#### Supplied information:
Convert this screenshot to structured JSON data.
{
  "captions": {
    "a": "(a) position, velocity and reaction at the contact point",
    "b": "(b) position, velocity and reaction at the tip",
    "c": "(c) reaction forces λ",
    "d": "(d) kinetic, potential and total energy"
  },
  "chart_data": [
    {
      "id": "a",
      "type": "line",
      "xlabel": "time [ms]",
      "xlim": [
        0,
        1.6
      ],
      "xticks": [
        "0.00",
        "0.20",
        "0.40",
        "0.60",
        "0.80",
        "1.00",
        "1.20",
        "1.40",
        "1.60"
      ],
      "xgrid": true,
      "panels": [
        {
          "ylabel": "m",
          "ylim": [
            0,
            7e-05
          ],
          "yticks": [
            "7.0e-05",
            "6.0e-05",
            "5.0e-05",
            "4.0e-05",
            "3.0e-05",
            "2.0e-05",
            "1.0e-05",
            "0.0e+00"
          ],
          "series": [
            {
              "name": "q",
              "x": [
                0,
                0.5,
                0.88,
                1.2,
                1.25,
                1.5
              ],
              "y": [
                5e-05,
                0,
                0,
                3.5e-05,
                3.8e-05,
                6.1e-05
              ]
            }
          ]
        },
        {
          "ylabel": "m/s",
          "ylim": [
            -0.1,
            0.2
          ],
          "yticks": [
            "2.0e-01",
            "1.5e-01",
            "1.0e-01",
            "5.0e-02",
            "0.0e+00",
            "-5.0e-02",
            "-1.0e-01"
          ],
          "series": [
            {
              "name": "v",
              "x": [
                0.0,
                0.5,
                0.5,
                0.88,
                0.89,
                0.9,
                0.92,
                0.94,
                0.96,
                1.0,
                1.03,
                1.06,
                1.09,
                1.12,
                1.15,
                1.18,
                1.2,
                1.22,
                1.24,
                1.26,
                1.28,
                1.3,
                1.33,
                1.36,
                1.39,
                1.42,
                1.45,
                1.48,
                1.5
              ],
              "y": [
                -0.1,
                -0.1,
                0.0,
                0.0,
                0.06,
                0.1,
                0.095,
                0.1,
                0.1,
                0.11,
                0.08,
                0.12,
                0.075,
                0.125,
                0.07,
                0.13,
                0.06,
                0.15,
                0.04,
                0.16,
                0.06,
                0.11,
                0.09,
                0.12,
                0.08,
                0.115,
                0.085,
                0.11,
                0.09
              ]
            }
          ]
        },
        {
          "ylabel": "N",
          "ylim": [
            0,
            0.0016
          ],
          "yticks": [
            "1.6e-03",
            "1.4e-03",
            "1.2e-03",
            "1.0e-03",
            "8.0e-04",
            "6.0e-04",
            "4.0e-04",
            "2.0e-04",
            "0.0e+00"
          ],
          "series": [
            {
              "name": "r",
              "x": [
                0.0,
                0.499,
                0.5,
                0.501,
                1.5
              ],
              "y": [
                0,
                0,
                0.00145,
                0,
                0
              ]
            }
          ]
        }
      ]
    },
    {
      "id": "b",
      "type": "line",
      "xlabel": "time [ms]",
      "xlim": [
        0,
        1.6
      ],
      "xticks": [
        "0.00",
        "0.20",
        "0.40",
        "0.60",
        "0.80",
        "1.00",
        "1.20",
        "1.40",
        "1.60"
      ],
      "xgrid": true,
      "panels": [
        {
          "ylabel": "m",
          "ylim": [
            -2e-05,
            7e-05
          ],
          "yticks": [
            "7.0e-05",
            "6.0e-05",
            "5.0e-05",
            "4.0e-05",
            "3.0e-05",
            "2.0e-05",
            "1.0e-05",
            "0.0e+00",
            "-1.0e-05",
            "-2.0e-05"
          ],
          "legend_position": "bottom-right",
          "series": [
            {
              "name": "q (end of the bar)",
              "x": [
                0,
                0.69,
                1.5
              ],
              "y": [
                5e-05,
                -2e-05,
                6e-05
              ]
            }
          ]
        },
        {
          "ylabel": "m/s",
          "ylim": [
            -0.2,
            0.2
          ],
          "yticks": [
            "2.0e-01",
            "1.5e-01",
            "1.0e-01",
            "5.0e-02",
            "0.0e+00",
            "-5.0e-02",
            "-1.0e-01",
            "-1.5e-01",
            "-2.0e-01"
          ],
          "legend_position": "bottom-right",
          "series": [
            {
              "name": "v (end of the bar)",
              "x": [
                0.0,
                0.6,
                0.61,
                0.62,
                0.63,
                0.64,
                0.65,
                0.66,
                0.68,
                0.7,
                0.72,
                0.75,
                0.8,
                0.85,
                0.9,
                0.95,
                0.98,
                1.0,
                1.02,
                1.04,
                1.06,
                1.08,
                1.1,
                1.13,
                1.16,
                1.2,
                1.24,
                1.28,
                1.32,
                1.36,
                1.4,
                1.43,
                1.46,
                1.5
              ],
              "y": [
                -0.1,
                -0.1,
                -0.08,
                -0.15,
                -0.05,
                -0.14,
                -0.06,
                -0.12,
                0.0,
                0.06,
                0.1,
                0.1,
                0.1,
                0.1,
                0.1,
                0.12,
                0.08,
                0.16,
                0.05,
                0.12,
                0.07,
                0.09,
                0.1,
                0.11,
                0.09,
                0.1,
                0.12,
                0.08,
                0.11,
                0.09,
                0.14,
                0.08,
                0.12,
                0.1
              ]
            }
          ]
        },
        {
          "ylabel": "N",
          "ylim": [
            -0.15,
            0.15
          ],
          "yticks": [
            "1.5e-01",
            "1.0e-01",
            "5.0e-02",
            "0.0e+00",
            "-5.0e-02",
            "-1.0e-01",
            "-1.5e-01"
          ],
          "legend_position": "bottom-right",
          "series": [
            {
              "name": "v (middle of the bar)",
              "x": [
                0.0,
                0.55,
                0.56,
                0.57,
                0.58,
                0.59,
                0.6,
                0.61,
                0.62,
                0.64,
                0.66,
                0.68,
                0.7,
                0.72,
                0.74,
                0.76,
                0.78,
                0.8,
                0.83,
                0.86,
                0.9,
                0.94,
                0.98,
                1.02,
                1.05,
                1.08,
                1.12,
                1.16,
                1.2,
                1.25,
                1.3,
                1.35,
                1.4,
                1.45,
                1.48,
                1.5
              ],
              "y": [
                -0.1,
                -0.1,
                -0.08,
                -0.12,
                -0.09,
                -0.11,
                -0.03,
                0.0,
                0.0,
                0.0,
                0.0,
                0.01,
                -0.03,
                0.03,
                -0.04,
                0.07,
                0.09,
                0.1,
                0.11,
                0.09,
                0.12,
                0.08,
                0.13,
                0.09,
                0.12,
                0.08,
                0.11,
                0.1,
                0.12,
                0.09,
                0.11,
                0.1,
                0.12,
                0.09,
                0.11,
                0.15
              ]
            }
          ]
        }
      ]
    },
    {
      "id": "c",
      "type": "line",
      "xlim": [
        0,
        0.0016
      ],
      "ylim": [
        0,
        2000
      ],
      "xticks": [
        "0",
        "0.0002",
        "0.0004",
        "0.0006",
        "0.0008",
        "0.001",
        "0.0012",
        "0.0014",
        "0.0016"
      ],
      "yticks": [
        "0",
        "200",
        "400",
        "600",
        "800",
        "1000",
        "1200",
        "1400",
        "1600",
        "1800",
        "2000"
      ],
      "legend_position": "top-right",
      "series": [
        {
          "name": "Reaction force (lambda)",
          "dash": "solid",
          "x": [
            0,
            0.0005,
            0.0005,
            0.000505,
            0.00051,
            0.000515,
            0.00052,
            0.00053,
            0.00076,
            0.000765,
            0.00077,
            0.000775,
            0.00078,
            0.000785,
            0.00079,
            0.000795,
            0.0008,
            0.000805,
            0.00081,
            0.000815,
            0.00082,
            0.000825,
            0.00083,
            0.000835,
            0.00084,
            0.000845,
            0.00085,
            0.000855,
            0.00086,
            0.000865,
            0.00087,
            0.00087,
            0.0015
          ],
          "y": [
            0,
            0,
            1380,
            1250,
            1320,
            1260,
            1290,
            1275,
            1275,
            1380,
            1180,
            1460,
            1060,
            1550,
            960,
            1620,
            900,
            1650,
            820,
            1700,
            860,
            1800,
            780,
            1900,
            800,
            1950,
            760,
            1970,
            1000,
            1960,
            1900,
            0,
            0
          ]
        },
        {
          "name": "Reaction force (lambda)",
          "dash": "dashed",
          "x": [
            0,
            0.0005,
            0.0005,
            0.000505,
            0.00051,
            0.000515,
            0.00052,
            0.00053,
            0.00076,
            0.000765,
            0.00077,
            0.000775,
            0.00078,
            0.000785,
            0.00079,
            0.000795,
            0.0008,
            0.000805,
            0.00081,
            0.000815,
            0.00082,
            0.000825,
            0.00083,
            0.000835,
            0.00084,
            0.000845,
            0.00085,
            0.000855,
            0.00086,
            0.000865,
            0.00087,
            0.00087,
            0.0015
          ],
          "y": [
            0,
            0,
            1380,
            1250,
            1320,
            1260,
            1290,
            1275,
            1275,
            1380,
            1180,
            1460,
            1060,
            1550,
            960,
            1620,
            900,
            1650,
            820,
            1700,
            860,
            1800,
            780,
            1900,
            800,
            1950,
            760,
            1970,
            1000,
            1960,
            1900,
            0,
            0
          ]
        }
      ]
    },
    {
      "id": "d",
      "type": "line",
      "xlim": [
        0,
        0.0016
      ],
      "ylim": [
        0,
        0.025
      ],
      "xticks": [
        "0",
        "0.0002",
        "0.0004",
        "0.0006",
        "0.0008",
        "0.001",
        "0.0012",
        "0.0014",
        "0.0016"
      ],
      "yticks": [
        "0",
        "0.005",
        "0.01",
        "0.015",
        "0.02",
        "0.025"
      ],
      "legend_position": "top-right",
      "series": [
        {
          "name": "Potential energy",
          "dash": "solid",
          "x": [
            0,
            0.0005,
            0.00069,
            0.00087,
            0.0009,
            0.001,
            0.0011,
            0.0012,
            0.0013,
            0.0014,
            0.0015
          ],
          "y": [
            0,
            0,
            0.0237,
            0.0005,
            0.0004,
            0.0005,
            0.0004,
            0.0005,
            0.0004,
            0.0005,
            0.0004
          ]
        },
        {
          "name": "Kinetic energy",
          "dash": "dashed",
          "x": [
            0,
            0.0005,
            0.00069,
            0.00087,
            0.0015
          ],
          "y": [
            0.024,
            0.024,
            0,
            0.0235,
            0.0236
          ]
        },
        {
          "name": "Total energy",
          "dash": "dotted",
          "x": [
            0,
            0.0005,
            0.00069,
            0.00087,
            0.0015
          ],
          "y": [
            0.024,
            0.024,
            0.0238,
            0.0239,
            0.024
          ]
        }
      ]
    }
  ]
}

#### Stated problem:
Go through the listing above and report how many of its lines contain the word "energy", with only the number as output.

#### Exercise solution:
4